>> start Records for this task

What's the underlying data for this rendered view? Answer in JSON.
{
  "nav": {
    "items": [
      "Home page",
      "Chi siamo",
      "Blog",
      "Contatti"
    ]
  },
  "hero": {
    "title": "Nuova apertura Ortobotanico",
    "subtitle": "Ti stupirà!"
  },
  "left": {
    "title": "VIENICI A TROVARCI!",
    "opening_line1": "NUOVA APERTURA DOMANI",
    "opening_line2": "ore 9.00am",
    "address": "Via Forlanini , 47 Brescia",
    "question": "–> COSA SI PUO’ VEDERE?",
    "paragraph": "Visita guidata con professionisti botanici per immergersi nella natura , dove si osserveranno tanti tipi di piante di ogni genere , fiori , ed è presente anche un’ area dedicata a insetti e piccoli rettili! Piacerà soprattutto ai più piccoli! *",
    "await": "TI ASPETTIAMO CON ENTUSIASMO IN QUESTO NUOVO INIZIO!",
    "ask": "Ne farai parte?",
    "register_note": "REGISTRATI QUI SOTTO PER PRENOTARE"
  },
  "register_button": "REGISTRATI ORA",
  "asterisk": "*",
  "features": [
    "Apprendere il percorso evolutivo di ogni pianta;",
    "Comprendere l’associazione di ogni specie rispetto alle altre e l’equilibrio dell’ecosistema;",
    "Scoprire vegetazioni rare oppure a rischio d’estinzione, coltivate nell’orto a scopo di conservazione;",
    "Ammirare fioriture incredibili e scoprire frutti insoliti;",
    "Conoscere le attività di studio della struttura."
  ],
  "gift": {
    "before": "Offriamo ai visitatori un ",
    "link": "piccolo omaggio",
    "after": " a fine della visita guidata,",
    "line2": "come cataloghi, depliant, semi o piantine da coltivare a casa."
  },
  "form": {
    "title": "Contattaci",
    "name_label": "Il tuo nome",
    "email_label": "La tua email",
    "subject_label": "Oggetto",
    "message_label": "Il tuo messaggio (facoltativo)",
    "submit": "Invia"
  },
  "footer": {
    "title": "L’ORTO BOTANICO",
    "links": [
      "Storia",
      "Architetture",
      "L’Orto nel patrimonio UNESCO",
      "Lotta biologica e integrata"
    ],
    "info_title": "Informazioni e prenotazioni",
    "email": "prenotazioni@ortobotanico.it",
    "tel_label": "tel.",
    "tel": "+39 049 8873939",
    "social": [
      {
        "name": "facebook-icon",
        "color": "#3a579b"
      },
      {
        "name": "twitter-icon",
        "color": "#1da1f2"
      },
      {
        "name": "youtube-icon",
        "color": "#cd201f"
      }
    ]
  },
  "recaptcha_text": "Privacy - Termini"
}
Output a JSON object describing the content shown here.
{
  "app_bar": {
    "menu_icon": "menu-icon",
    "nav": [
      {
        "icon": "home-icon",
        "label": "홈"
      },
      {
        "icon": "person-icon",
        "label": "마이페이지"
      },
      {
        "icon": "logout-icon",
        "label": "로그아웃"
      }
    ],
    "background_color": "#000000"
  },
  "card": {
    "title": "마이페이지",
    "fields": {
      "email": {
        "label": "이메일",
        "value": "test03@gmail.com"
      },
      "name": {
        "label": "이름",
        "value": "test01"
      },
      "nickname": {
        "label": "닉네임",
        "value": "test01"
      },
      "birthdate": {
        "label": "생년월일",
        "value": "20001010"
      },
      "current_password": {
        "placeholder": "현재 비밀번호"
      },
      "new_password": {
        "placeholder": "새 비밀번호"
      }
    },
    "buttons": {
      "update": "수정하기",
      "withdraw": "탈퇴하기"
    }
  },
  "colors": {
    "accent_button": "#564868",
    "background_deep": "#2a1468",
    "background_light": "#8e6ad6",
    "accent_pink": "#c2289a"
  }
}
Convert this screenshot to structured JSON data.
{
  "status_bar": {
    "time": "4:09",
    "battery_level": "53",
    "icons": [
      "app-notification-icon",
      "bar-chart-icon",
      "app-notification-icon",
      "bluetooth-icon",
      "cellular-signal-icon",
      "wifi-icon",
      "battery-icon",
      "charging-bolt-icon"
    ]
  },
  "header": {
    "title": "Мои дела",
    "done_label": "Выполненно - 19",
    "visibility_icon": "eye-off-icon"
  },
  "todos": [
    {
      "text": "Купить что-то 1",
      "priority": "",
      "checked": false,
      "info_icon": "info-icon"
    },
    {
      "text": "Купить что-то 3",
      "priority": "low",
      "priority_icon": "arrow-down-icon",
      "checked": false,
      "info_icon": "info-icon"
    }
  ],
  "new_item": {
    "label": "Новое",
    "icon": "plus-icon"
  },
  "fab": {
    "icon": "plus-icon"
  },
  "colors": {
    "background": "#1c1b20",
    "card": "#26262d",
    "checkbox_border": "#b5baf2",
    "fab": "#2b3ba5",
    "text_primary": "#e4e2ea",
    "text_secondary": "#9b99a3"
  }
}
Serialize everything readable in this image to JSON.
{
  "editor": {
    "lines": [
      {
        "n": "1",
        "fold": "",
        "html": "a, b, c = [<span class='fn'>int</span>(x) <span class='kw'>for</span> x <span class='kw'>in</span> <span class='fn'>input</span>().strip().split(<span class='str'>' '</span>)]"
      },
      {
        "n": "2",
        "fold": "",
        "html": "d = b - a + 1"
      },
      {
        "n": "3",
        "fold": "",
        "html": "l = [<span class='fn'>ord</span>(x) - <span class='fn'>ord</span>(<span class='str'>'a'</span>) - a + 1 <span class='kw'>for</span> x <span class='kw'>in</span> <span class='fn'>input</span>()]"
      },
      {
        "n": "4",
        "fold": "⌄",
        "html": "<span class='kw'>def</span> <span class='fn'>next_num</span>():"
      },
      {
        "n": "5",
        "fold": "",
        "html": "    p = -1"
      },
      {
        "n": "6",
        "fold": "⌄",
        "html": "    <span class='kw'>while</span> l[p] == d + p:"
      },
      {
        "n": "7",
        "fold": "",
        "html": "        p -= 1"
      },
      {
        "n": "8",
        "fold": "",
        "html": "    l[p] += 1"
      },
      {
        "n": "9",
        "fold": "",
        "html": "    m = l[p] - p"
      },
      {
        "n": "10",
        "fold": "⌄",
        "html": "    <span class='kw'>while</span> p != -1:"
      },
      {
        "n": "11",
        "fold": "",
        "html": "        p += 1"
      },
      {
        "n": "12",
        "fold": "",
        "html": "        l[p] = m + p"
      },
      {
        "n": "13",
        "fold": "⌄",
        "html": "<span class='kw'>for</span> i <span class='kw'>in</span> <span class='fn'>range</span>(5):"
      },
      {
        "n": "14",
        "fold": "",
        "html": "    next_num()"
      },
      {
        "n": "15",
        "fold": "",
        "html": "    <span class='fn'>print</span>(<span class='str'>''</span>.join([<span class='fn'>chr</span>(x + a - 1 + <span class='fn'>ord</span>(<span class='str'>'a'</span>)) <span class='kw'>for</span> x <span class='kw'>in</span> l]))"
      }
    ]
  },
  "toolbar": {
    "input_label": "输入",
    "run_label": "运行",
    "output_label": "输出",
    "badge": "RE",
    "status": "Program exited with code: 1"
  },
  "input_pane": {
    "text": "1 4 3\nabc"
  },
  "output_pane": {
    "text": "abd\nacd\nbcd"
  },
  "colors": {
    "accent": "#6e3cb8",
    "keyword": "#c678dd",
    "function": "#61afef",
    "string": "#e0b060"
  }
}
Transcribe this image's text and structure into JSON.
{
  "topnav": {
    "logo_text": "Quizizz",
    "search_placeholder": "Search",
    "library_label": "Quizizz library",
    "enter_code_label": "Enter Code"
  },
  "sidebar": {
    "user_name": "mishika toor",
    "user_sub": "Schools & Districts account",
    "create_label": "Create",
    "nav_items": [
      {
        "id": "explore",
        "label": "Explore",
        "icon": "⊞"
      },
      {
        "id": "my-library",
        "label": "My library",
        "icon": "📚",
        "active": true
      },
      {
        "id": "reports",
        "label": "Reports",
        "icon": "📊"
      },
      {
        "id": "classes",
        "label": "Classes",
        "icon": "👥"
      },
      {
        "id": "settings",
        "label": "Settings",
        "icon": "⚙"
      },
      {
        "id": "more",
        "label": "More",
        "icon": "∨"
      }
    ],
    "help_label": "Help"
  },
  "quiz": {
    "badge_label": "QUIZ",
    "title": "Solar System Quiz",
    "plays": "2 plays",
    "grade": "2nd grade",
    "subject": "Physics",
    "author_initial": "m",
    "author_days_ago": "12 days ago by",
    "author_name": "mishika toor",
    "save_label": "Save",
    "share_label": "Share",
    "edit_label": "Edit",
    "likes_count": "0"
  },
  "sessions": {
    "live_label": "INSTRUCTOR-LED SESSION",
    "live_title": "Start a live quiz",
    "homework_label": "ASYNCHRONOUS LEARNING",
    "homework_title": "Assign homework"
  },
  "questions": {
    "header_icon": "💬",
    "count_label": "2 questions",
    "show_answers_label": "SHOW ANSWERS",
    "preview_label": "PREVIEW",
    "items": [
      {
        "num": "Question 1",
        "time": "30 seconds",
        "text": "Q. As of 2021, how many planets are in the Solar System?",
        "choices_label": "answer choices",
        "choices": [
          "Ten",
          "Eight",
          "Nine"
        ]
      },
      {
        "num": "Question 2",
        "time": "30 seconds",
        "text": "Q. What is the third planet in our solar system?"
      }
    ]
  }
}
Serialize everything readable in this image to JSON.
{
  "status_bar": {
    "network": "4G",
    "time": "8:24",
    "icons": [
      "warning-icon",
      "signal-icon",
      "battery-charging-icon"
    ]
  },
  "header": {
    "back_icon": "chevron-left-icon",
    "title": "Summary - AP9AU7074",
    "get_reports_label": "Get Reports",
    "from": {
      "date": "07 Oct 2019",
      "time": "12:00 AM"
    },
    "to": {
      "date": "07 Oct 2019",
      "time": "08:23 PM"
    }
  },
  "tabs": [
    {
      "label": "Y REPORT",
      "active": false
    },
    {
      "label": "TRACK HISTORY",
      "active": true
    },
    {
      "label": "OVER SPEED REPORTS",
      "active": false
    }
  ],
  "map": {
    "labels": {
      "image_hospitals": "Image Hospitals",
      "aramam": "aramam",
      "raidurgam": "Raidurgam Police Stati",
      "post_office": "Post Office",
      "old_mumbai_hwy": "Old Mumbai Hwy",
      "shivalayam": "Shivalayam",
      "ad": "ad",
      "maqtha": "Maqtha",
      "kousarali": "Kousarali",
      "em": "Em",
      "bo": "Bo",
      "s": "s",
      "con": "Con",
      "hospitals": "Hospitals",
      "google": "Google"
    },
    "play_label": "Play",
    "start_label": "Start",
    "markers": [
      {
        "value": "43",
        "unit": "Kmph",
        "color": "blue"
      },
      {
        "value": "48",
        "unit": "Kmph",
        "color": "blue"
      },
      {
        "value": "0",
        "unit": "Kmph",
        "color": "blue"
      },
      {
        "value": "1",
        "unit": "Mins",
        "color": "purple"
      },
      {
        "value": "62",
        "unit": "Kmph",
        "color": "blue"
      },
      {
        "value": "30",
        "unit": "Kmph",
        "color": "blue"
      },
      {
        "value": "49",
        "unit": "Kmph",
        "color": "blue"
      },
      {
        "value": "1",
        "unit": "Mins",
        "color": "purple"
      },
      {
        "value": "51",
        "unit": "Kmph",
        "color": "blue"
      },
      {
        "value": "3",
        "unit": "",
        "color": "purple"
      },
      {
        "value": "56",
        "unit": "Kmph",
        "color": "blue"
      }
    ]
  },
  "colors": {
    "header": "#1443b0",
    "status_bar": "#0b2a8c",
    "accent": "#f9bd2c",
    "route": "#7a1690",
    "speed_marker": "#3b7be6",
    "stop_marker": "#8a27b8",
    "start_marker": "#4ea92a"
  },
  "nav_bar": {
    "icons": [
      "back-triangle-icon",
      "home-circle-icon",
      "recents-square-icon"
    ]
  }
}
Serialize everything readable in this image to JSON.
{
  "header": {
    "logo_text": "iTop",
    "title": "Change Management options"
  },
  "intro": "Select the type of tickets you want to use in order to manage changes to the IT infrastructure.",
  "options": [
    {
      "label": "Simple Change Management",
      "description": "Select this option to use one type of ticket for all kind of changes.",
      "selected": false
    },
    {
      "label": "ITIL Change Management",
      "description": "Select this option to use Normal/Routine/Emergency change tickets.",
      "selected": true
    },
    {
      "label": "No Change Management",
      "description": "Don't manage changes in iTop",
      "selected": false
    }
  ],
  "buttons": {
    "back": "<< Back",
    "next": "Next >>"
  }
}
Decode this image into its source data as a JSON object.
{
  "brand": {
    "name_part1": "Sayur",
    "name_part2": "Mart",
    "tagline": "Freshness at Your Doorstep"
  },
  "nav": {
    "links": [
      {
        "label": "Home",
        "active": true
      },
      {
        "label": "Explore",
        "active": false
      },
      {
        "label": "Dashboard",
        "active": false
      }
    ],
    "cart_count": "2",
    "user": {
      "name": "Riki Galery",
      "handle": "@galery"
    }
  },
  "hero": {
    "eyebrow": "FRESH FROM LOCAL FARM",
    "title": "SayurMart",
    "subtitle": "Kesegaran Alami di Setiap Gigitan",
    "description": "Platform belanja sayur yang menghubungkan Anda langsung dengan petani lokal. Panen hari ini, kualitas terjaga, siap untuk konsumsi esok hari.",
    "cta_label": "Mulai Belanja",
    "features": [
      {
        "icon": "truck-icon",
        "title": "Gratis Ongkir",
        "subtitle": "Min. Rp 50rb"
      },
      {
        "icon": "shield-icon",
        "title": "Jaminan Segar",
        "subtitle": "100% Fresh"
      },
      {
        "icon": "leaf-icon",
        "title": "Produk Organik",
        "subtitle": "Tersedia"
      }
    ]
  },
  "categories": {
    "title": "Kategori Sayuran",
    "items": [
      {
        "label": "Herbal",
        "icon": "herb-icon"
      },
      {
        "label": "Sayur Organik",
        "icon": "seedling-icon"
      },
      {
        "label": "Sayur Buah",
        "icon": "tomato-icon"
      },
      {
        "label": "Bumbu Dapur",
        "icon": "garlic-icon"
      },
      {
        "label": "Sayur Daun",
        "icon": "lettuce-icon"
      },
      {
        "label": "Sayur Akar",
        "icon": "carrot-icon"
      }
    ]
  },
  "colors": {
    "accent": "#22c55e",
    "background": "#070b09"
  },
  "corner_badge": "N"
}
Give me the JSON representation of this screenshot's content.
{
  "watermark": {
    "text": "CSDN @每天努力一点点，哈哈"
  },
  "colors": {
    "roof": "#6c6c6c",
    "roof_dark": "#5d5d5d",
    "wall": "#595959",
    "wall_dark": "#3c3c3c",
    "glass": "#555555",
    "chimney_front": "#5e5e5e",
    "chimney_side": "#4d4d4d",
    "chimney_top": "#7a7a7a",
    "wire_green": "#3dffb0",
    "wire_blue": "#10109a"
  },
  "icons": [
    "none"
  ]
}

>> end Records for this task

> **Task description**
Show every line of the listing in which the string "mishika" can be found.

> **Written reply**
    "user_name": "mishika toor",
    "author_name": "mishika toor",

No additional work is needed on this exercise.